■ **Instructions to follow**:
Show all lines of the listing that hold the word "text".

■ **Given data**:
****************************************

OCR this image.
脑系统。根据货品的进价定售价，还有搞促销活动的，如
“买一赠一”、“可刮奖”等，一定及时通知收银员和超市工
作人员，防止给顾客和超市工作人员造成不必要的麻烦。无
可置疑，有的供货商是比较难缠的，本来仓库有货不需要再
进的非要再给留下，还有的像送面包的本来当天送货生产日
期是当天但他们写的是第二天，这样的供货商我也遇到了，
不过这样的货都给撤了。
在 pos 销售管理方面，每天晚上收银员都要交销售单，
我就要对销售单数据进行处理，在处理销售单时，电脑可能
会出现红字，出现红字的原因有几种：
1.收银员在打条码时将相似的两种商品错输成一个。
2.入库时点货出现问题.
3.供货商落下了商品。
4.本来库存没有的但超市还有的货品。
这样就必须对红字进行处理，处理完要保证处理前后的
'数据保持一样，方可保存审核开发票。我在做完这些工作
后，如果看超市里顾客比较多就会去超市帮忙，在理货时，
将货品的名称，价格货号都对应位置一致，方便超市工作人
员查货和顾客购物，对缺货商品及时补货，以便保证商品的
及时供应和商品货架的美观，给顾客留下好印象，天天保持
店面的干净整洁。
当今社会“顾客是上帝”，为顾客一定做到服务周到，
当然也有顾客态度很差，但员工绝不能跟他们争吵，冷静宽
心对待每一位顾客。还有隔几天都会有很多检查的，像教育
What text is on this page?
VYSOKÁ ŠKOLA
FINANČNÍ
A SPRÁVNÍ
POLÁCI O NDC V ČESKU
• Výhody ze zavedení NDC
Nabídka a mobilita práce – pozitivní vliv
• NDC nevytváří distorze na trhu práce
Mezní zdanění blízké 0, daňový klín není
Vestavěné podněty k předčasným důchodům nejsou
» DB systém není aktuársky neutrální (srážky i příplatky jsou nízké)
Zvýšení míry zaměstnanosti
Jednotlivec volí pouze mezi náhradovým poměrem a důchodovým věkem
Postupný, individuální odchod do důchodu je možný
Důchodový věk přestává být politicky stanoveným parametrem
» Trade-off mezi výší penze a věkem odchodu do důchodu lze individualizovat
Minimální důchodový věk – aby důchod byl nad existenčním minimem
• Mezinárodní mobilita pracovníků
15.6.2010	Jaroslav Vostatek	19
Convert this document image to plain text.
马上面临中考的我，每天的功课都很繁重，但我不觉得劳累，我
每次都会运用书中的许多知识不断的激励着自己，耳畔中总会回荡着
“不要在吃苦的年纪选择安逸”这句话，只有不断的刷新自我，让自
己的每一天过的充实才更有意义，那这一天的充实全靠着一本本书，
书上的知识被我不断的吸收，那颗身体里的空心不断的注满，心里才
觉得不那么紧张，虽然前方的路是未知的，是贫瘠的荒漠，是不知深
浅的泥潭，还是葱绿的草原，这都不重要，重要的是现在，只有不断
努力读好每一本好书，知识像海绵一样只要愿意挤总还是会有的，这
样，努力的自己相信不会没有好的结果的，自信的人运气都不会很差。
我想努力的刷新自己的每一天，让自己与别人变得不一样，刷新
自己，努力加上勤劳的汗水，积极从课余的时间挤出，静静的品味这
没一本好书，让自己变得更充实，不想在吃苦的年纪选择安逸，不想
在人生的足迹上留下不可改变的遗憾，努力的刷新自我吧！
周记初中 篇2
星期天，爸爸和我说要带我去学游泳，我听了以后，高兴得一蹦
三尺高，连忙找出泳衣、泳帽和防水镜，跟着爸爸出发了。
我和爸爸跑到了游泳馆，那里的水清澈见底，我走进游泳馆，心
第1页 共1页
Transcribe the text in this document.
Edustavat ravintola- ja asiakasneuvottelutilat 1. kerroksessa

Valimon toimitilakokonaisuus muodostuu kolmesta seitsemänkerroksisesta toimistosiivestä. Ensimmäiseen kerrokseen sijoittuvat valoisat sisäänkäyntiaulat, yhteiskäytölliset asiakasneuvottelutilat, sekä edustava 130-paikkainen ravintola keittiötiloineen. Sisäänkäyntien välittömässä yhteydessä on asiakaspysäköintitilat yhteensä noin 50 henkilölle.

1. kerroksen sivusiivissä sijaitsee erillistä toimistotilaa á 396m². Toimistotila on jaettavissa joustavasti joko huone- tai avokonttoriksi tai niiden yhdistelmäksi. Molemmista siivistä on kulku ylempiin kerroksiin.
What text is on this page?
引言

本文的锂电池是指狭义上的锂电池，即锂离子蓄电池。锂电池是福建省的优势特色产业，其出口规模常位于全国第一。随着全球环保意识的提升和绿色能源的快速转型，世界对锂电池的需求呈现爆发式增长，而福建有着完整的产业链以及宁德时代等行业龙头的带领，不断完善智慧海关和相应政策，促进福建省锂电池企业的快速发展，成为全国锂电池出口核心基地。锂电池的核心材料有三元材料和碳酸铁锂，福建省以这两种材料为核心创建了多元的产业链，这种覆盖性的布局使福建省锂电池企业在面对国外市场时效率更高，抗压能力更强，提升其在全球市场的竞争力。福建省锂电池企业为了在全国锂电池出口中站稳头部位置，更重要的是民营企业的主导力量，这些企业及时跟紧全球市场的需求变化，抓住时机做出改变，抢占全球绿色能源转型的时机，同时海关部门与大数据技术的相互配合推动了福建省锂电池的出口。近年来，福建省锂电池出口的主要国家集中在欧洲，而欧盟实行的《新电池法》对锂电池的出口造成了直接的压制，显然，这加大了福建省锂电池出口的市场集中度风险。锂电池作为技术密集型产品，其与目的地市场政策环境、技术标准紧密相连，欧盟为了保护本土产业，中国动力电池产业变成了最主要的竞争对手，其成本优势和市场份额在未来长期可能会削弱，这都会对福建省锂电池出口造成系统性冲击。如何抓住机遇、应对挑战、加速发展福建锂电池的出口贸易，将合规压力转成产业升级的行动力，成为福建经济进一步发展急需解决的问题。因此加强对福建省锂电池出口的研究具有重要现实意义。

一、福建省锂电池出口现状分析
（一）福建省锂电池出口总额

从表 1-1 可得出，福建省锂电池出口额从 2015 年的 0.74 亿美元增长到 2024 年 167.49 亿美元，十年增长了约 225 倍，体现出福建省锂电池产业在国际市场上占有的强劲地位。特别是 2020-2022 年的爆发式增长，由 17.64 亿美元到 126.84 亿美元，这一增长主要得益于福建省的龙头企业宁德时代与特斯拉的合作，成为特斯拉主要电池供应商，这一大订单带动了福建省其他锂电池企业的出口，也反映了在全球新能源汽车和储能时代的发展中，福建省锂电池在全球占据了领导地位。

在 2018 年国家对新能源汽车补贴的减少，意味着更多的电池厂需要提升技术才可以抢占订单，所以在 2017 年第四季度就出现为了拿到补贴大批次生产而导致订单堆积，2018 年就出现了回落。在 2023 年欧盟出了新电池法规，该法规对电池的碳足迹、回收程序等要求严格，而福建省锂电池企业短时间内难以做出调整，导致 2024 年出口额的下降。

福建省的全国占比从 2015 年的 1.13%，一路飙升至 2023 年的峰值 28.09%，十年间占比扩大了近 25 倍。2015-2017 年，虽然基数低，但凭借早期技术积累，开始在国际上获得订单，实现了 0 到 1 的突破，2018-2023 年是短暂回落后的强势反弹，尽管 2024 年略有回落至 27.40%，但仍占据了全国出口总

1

****************************************

■ **Response for this exercise**:
What text is on this page?
Convert this document image to plain text.
Transcribe the text in this document.
What text is on this page?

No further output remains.